Excerpt from a dataset
[START]
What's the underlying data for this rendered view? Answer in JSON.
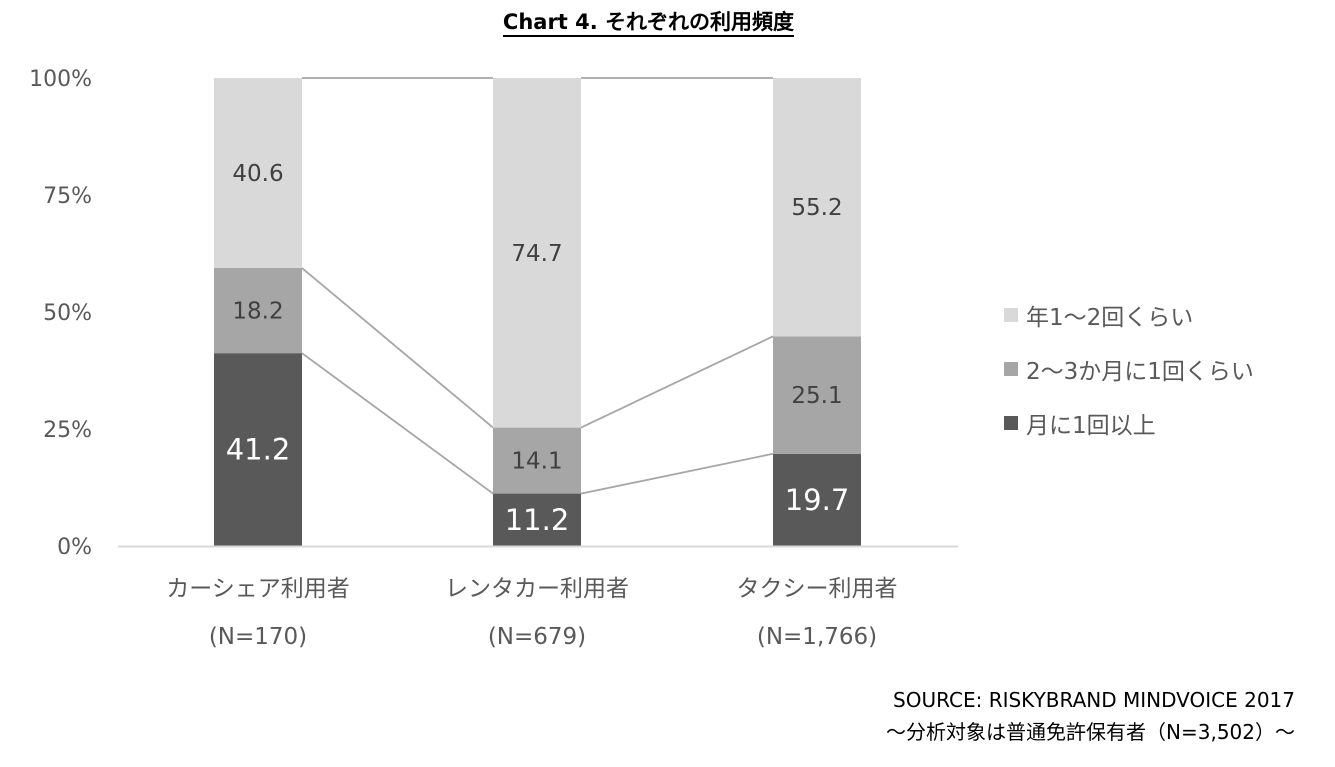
{
  "chart_data": {
    "type": "bar",
    "stacked": true,
    "percent": true,
    "title": "Chart 4.  それぞれの利用頻度",
    "categories": [
      "カーシェア利用者",
      "レンタカー利用者",
      "タクシー利用者"
    ],
    "category_n": [
      "(N=170)",
      "(N=679)",
      "(N=1,766)"
    ],
    "series": [
      {
        "name": "月に1回以上",
        "values": [
          41.2,
          11.2,
          19.7
        ],
        "color": "#595959"
      },
      {
        "name": "2～3か月に1回くらい",
        "values": [
          18.2,
          14.1,
          25.1
        ],
        "color": "#a6a6a6"
      },
      {
        "name": "年1～2回くらい",
        "values": [
          40.6,
          74.7,
          55.2
        ],
        "color": "#d9d9d9"
      }
    ],
    "yticks": [
      "0%",
      "25%",
      "50%",
      "75%",
      "100%"
    ],
    "ylim": [
      0,
      100
    ],
    "legend_position": "right",
    "series_lines": true
  },
  "source": {
    "line1": "SOURCE: RISKYBRAND MINDVOICE 2017",
    "line2": "～分析対象は普通免許保有者（N=3,502）～"
  }
}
[END]
Transcribe the listing in full. Omit the pictures and keep every line exact.

What's the underlying data for this rendered view? Answer in JSON.
{
  "chart_data": {
    "type": "bar",
    "stacked": true,
    "percent": true,
    "title": "Chart 4.  それぞれの利用頻度",
    "categories": [
      "カーシェア利用者",
      "レンタカー利用者",
      "タクシー利用者"
    ],
    "category_n": [
      "(N=170)",
      "(N=679)",
      "(N=1,766)"
    ],
    "series": [
      {
        "name": "月に1回以上",
        "values": [
          41.2,
          11.2,
          19.7
        ],
        "color": "#595959"
      },
      {
        "name": "2～3か月に1回くらい",
        "values": [
          18.2,
          14.1,
          25.1
        ],
        "color": "#a6a6a6"
      },
      {
        "name": "年1～2回くらい",
        "values": [
          40.6,
          74.7,
          55.2
        ],
        "color": "#d9d9d9"
      }
    ],
    "yticks": [
      "0%",
      "25%",
      "50%",
      "75%",
      "100%"
    ],
    "ylim": [
      0,
      100
    ],
    "legend_position": "right",
    "series_lines": true
  },
  "source": {
    "line1": "SOURCE: RISKYBRAND MINDVOICE 2017",
    "line2": "～分析対象は普通免許保有者（N=3,502）～"
  }
}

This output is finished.